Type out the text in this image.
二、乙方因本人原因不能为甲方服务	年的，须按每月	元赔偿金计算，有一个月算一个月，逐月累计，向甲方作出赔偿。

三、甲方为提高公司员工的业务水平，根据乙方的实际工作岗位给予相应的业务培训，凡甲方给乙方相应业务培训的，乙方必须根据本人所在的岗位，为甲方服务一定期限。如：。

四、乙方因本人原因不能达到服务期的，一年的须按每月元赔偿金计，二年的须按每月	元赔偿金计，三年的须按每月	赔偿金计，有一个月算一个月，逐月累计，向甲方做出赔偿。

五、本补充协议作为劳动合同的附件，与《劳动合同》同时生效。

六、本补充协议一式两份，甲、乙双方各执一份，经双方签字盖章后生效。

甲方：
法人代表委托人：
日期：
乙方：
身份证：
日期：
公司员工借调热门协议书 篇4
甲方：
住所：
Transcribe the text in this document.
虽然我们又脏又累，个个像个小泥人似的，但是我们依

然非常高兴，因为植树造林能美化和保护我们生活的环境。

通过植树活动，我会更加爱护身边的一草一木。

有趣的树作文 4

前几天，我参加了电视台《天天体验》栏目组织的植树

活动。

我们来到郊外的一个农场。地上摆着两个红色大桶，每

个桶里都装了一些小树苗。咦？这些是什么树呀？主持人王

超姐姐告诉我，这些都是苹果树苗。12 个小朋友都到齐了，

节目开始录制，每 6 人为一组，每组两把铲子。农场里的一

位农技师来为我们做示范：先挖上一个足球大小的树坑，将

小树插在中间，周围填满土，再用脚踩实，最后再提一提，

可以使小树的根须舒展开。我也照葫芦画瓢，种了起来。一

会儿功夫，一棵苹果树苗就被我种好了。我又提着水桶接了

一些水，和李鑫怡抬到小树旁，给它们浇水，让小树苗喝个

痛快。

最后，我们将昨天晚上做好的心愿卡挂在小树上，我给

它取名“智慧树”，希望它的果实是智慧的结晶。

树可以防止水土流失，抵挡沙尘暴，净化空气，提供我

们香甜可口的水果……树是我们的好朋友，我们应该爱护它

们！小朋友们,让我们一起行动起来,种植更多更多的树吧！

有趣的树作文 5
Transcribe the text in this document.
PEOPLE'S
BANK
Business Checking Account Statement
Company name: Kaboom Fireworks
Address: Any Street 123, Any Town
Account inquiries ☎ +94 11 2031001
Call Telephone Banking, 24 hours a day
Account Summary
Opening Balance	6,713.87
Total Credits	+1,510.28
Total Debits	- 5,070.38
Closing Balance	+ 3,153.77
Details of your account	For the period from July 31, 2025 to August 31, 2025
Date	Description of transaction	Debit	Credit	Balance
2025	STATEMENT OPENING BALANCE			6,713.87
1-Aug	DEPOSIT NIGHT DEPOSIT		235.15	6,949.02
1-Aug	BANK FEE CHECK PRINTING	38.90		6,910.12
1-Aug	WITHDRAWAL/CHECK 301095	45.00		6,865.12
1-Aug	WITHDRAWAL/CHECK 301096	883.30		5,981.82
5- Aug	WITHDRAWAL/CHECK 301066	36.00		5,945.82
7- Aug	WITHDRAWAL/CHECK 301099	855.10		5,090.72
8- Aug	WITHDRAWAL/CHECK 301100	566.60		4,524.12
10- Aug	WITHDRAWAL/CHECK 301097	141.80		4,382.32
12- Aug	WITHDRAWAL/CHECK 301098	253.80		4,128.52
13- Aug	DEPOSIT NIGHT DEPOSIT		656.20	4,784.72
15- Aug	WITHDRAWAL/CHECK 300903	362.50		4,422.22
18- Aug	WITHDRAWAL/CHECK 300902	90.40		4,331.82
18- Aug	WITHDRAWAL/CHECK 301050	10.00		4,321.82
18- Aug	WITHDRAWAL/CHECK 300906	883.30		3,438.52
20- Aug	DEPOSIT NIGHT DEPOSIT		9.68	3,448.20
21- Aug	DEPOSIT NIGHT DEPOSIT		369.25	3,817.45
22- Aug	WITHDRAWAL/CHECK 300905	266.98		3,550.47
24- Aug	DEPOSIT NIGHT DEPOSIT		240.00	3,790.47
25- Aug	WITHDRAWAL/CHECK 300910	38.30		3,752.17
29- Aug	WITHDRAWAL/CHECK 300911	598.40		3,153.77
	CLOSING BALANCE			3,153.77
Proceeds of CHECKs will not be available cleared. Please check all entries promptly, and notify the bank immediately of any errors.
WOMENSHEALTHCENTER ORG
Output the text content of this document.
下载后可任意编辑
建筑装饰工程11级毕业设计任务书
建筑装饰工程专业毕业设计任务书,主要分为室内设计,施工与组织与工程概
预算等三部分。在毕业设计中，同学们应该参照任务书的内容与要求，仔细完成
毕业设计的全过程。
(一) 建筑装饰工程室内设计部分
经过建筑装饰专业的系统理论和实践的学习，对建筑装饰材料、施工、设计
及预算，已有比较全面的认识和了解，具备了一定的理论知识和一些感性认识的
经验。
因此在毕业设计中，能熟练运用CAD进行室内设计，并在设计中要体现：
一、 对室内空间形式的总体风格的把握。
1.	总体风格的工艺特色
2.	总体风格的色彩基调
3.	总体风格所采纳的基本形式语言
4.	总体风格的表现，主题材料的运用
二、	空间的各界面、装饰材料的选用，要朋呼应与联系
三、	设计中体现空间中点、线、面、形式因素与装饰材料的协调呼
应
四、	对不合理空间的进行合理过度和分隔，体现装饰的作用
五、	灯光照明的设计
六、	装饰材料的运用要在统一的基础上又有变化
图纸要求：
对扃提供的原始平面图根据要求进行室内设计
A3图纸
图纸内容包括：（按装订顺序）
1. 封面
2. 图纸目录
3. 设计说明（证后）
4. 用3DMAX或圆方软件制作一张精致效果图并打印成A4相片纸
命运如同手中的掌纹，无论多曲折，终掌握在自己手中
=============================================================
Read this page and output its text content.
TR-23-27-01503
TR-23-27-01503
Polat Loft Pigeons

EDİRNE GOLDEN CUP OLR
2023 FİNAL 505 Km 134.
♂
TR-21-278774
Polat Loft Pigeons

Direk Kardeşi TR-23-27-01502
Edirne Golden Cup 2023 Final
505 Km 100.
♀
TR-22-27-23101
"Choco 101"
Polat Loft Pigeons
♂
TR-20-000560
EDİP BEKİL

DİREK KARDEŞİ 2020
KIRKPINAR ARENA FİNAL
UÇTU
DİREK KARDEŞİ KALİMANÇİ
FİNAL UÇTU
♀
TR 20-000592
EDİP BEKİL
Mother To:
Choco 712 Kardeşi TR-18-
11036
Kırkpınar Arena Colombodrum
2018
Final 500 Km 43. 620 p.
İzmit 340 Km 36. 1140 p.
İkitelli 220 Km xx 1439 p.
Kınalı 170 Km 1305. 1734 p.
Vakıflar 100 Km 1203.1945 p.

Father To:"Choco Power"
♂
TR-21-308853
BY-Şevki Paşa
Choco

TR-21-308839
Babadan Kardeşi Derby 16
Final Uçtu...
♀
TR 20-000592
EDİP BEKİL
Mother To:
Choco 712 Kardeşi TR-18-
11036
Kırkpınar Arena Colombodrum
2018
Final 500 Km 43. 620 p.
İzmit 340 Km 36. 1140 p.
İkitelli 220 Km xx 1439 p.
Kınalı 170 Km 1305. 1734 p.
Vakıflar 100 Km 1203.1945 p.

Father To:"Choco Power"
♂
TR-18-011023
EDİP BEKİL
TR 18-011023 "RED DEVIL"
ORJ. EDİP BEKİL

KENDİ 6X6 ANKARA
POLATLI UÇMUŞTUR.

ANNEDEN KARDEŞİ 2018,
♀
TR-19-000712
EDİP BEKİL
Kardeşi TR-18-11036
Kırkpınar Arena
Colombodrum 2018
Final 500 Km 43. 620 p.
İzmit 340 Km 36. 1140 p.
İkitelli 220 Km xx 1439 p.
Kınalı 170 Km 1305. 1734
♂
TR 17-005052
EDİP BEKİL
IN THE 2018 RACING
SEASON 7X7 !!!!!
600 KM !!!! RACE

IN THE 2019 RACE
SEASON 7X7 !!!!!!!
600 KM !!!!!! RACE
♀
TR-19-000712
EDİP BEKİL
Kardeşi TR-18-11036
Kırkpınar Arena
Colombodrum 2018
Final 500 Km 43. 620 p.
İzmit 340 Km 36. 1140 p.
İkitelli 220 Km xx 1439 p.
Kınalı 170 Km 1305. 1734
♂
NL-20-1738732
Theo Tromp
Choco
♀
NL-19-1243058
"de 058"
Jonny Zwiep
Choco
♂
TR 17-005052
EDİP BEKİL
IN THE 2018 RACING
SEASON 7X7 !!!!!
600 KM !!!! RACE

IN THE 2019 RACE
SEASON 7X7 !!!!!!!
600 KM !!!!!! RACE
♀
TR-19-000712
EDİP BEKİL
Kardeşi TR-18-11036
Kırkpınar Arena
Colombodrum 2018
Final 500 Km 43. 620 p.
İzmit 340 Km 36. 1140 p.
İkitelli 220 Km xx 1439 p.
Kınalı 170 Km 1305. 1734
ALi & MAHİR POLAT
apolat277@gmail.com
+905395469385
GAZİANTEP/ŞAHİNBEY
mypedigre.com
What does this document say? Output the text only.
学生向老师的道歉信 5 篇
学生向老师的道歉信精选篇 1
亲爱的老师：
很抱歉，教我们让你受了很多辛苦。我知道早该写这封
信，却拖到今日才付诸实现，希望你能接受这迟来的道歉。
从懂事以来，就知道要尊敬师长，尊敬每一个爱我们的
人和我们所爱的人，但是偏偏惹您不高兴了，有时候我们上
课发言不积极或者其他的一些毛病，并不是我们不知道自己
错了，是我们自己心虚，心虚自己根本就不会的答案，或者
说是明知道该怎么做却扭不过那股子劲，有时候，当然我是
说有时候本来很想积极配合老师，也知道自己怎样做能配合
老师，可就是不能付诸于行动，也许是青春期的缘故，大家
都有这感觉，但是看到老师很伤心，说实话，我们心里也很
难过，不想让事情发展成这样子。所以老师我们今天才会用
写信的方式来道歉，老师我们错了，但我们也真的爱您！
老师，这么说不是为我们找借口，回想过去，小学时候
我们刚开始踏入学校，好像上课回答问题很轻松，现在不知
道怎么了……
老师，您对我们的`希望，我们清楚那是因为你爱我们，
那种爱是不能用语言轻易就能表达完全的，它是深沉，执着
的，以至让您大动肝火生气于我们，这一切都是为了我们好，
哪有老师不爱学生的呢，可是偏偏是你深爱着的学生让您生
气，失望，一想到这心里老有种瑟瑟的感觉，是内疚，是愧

= = =

§ Given request
Return the line that contains "What does this" and all lines after it, verbatim, and nothing else.

§ Answer in full
What does this document say? Output the text only.
学生向老师的道歉信 5 篇
学生向老师的道歉信精选篇 1
亲爱的老师：
很抱歉，教我们让你受了很多辛苦。我知道早该写这封
信，却拖到今日才付诸实现，希望你能接受这迟来的道歉。
从懂事以来，就知道要尊敬师长，尊敬每一个爱我们的
人和我们所爱的人，但是偏偏惹您不高兴了，有时候我们上
课发言不积极或者其他的一些毛病，并不是我们不知道自己
错了，是我们自己心虚，心虚自己根本就不会的答案，或者
说是明知道该怎么做却扭不过那股子劲，有时候，当然我是
说有时候本来很想积极配合老师，也知道自己怎样做能配合
老师，可就是不能付诸于行动，也许是青春期的缘故，大家
都有这感觉，但是看到老师很伤心，说实话，我们心里也很
难过，不想让事情发展成这样子。所以老师我们今天才会用
写信的方式来道歉，老师我们错了，但我们也真的爱您！
老师，这么说不是为我们找借口，回想过去，小学时候
我们刚开始踏入学校，好像上课回答问题很轻松，现在不知
道怎么了……
老师，您对我们的`希望，我们清楚那是因为你爱我们，
那种爱是不能用语言轻易就能表达完全的，它是深沉，执着
的，以至让您大动肝火生气于我们，这一切都是为了我们好，
哪有老师不爱学生的呢，可是偏偏是你深爱着的学生让您生
气，失望，一想到这心里老有种瑟瑟的感觉，是内疚，是愧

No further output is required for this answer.